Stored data
# # #
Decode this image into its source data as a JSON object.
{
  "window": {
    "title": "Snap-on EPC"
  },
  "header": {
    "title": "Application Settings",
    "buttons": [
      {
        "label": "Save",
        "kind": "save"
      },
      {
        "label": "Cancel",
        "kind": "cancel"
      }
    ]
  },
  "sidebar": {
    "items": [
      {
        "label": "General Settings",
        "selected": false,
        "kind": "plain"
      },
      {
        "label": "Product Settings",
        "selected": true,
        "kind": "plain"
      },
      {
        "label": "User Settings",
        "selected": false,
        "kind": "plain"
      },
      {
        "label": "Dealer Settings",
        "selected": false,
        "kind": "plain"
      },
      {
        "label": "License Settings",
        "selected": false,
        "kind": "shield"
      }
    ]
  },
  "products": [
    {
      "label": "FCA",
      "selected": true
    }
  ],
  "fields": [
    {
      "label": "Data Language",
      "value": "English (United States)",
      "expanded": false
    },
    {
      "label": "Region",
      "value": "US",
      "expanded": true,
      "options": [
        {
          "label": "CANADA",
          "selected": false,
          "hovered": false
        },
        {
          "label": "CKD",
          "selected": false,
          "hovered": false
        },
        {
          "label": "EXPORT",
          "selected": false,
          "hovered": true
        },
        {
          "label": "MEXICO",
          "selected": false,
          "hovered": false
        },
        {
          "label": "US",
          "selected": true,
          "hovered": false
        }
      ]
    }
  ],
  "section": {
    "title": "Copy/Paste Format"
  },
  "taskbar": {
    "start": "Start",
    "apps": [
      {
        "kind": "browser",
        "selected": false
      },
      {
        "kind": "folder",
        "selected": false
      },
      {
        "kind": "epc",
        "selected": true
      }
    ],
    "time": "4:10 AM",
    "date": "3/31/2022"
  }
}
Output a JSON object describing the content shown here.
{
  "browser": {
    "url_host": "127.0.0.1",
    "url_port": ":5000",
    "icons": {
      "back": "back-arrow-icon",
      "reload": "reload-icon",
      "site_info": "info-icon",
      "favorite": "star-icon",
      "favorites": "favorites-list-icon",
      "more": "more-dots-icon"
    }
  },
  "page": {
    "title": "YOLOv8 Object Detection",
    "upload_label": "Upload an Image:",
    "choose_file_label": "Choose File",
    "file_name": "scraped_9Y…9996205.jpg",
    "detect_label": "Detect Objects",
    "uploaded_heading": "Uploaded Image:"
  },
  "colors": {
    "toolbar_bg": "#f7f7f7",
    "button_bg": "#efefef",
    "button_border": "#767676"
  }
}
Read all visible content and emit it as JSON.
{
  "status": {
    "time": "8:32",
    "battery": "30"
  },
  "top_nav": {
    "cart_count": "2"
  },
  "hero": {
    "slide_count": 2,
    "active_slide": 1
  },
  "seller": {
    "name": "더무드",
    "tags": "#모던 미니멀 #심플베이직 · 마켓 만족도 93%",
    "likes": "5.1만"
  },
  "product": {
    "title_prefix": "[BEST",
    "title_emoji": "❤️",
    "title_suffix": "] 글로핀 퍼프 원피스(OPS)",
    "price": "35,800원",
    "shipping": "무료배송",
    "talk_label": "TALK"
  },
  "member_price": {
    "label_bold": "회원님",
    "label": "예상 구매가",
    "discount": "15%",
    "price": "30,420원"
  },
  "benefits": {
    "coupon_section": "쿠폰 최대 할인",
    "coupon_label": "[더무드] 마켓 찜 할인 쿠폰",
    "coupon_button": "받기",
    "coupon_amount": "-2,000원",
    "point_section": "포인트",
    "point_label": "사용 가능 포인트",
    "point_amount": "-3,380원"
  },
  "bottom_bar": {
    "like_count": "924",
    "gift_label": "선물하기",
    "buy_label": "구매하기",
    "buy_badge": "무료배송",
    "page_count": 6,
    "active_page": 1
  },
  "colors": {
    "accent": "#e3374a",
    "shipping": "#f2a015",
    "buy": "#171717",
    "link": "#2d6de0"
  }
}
# # #
## Aim of the task
Which lines of the data include "content"? Copy each of them.

## Answer to this problem
Output a JSON object describing the content shown here.
Read all visible content and emit it as JSON.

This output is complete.